Problem to work on: The records below must be written out exactly, with every picture left behind.

Stored rows:
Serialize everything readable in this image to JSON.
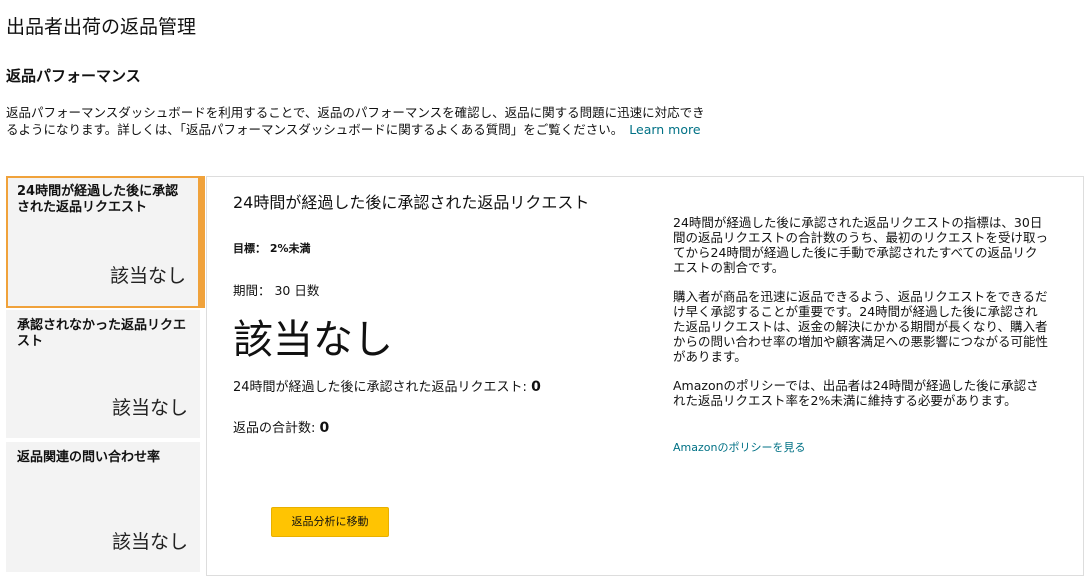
{
  "page": {
    "title": "出品者出荷の返品管理"
  },
  "section": {
    "title": "返品パフォーマンス",
    "intro": "返品パフォーマンスダッシュボードを利用することで、返品のパフォーマンスを確認し、返品に関する問題に迅速に対応できるようになります。詳しくは、「返品パフォーマンスダッシュボードに関するよくある質問」をご覧ください。",
    "learn_more": "Learn more"
  },
  "metrics": [
    {
      "title": "24時間が経過した後に承認された返品リクエスト",
      "value": "該当なし",
      "selected": true
    },
    {
      "title": "承認されなかった返品リクエスト",
      "value": "該当なし",
      "selected": false
    },
    {
      "title": "返品関連の問い合わせ率",
      "value": "該当なし",
      "selected": false
    }
  ],
  "detail": {
    "title": "24時間が経過した後に承認された返品リクエスト",
    "target": "目標： 2%未満",
    "period": "期間： 30 日数",
    "value": "該当なし",
    "late_label": "24時間が経過した後に承認された返品リクエスト: ",
    "late_count": "0",
    "total_label": "返品の合計数: ",
    "total_count": "0",
    "desc_1": "24時間が経過した後に承認された返品リクエストの指標は、30日間の返品リクエストの合計数のうち、最初のリクエストを受け取ってから24時間が経過した後に手動で承認されたすべての返品リクエストの割合です。",
    "desc_2": "購入者が商品を迅速に返品できるよう、返品リクエストをできるだけ早く承認することが重要です。24時間が経過した後に承認された返品リクエストは、返金の解決にかかる期間が長くなり、購入者からの問い合わせ率の増加や顧客満足への悪影響につながる可能性があります。",
    "desc_3": "Amazonのポリシーでは、出品者は24時間が経過した後に承認された返品リクエスト率を2%未満に維持する必要があります。",
    "policy_link": "Amazonのポリシーを見る",
    "button": "返品分析に移動"
  },
  "colors": {
    "accent": "#f0a23b",
    "link": "#007185",
    "button": "#ffc402",
    "card_bg": "#f3f3f3"
  }
}
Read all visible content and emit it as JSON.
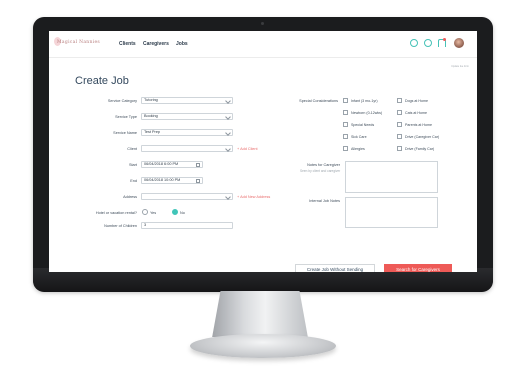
{
  "app": {
    "logo_text": "Magical Nannies",
    "nav": [
      "Clients",
      "Caregivers",
      "Jobs"
    ],
    "corner_note": "Update fee form"
  },
  "page": {
    "title": "Create Job"
  },
  "form": {
    "service_category": {
      "label": "Service Category",
      "value": "Tutoring"
    },
    "service_type": {
      "label": "Service Type",
      "value": "Booking"
    },
    "service_name": {
      "label": "Service Name",
      "value": "Test Prep"
    },
    "client": {
      "label": "Client",
      "value": "",
      "link": "+ Add Client"
    },
    "start": {
      "label": "Start",
      "value": "06/04/2018 6:00 PM"
    },
    "end": {
      "label": "End",
      "value": "06/04/2018 10:00 PM"
    },
    "address": {
      "label": "Address",
      "value": "",
      "link": "+ Add New Address"
    },
    "hotel": {
      "label": "Hotel or vacation rental?",
      "yes": "Yes",
      "no": "No",
      "selected": "No"
    },
    "children": {
      "label": "Number of Children",
      "value": "3"
    }
  },
  "special": {
    "label": "Special Considerations",
    "items": [
      "Infant (3 mo-1yr)",
      "Dogs at Home",
      "Newborn (0-12wks)",
      "Cats at Home",
      "Special Needs",
      "Parents at Home",
      "Sick Care",
      "Drive (Caregiver Car)",
      "Allergies",
      "Drive (Family Car)"
    ]
  },
  "notes": {
    "caregiver_label": "Notes for Caregiver",
    "caregiver_sub": "Seen by client and caregiver",
    "internal_label": "Internal Job Notes"
  },
  "actions": {
    "create_without_sending": "Create Job Without Sending",
    "search": "Search for Caregivers"
  },
  "colors": {
    "accent": "#40c5b8",
    "danger": "#ee5a57",
    "title": "#34495e"
  }
}
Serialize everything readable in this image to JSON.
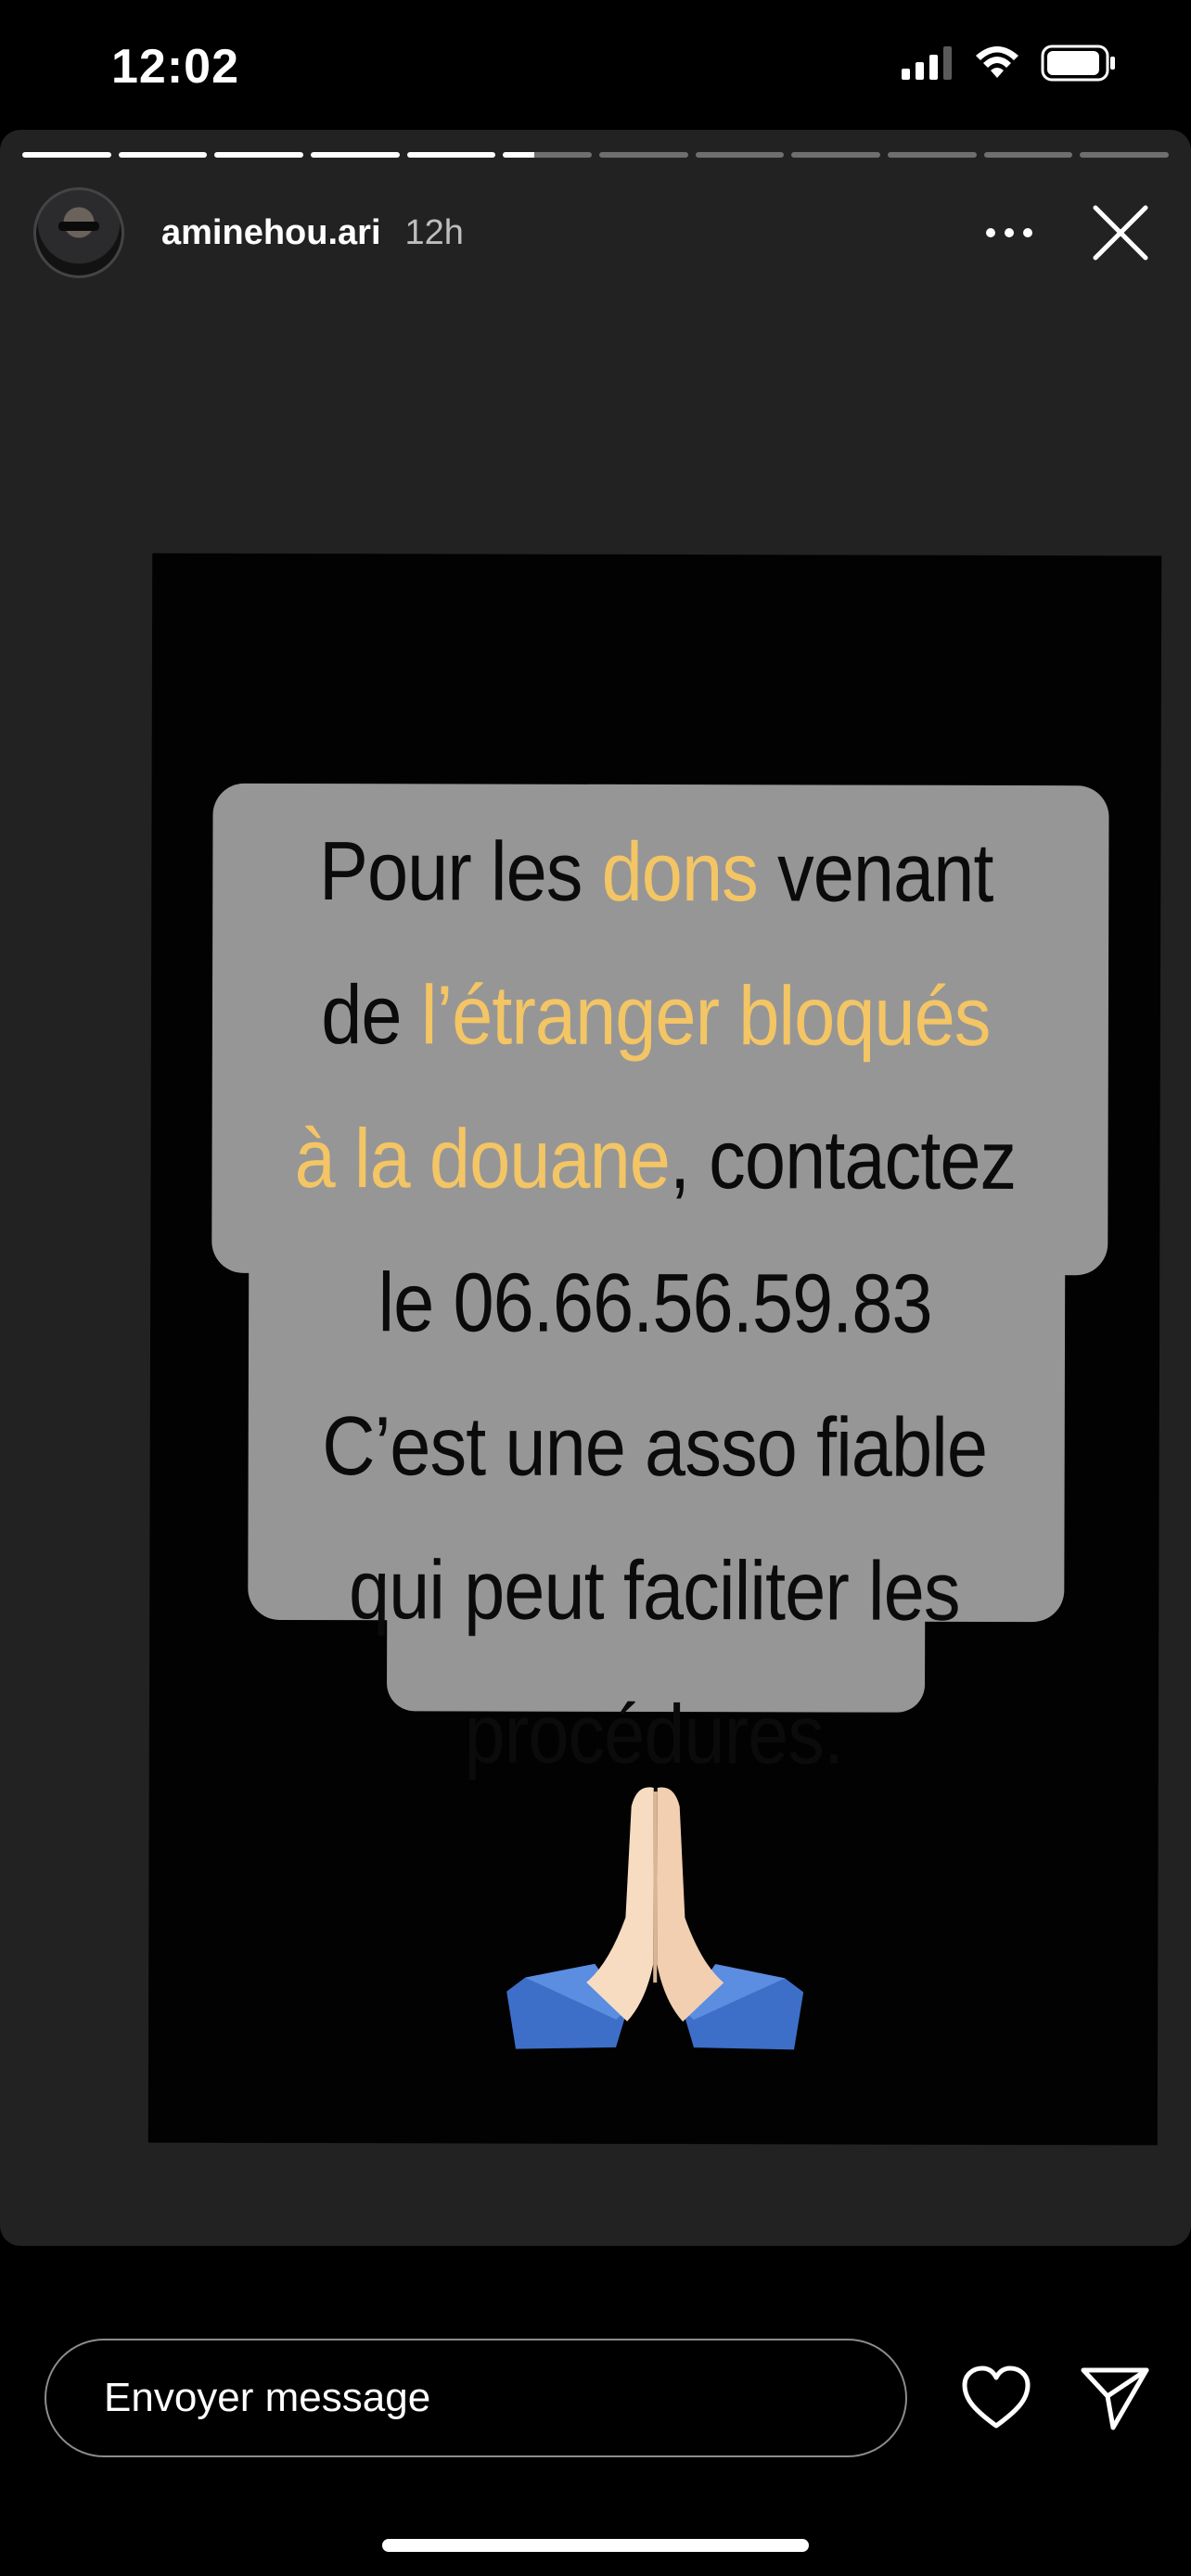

Complete response:
Serialize everything readable in this image to JSON.
{
  "page": {
    "title": "出品者出荷の返品管理"
  },
  "section": {
    "title": "返品パフォーマンス",
    "intro": "返品パフォーマンスダッシュボードを利用することで、返品のパフォーマンスを確認し、返品に関する問題に迅速に対応できるようになります。詳しくは、「返品パフォーマンスダッシュボードに関するよくある質問」をご覧ください。",
    "learn_more": "Learn more"
  },
  "metrics": [
    {
      "title": "24時間が経過した後に承認された返品リクエスト",
      "value": "該当なし",
      "selected": true
    },
    {
      "title": "承認されなかった返品リクエスト",
      "value": "該当なし",
      "selected": false
    },
    {
      "title": "返品関連の問い合わせ率",
      "value": "該当なし",
      "selected": false
    }
  ],
  "detail": {
    "title": "24時間が経過した後に承認された返品リクエスト",
    "target": "目標： 2%未満",
    "period": "期間： 30 日数",
    "value": "該当なし",
    "late_label": "24時間が経過した後に承認された返品リクエスト: ",
    "late_count": "0",
    "total_label": "返品の合計数: ",
    "total_count": "0",
    "desc_1": "24時間が経過した後に承認された返品リクエストの指標は、30日間の返品リクエストの合計数のうち、最初のリクエストを受け取ってから24時間が経過した後に手動で承認されたすべての返品リクエストの割合です。",
    "desc_2": "購入者が商品を迅速に返品できるよう、返品リクエストをできるだけ早く承認することが重要です。24時間が経過した後に承認された返品リクエストは、返金の解決にかかる期間が長くなり、購入者からの問い合わせ率の増加や顧客満足への悪影響につながる可能性があります。",
    "desc_3": "Amazonのポリシーでは、出品者は24時間が経過した後に承認された返品リクエスト率を2%未満に維持する必要があります。",
    "policy_link": "Amazonのポリシーを見る",
    "button": "返品分析に移動"
  },
  "colors": {
    "accent": "#f0a23b",
    "link": "#007185",
    "button": "#ffc402",
    "card_bg": "#f3f3f3"
  }
}
Read all visible content and emit it as JSON.
{
  "app": {
    "logo_text": "Magical Nannies",
    "nav": [
      "Clients",
      "Caregivers",
      "Jobs"
    ],
    "corner_note": "Update fee form"
  },
  "page": {
    "title": "Create Job"
  },
  "form": {
    "service_category": {
      "label": "Service Category",
      "value": "Tutoring"
    },
    "service_type": {
      "label": "Service Type",
      "value": "Booking"
    },
    "service_name": {
      "label": "Service Name",
      "value": "Test Prep"
    },
    "client": {
      "label": "Client",
      "value": "",
      "link": "+ Add Client"
    },
    "start": {
      "label": "Start",
      "value": "06/04/2018 6:00 PM"
    },
    "end": {
      "label": "End",
      "value": "06/04/2018 10:00 PM"
    },
    "address": {
      "label": "Address",
      "value": "",
      "link": "+ Add New Address"
    },
    "hotel": {
      "label": "Hotel or vacation rental?",
      "yes": "Yes",
      "no": "No",
      "selected": "No"
    },
    "children": {
      "label": "Number of Children",
      "value": "3"
    }
  },
  "special": {
    "label": "Special Considerations",
    "items": [
      "Infant (3 mo-1yr)",
      "Dogs at Home",
      "Newborn (0-12wks)",
      "Cats at Home",
      "Special Needs",
      "Parents at Home",
      "Sick Care",
      "Drive (Caregiver Car)",
      "Allergies",
      "Drive (Family Car)"
    ]
  },
  "notes": {
    "caregiver_label": "Notes for Caregiver",
    "caregiver_sub": "Seen by client and caregiver",
    "internal_label": "Internal Job Notes"
  },
  "actions": {
    "create_without_sending": "Create Job Without Sending",
    "search": "Search for Caregivers"
  },
  "colors": {
    "accent": "#40c5b8",
    "danger": "#ee5a57",
    "title": "#34495e"
  }
}
Serialize everything readable in this image to JSON.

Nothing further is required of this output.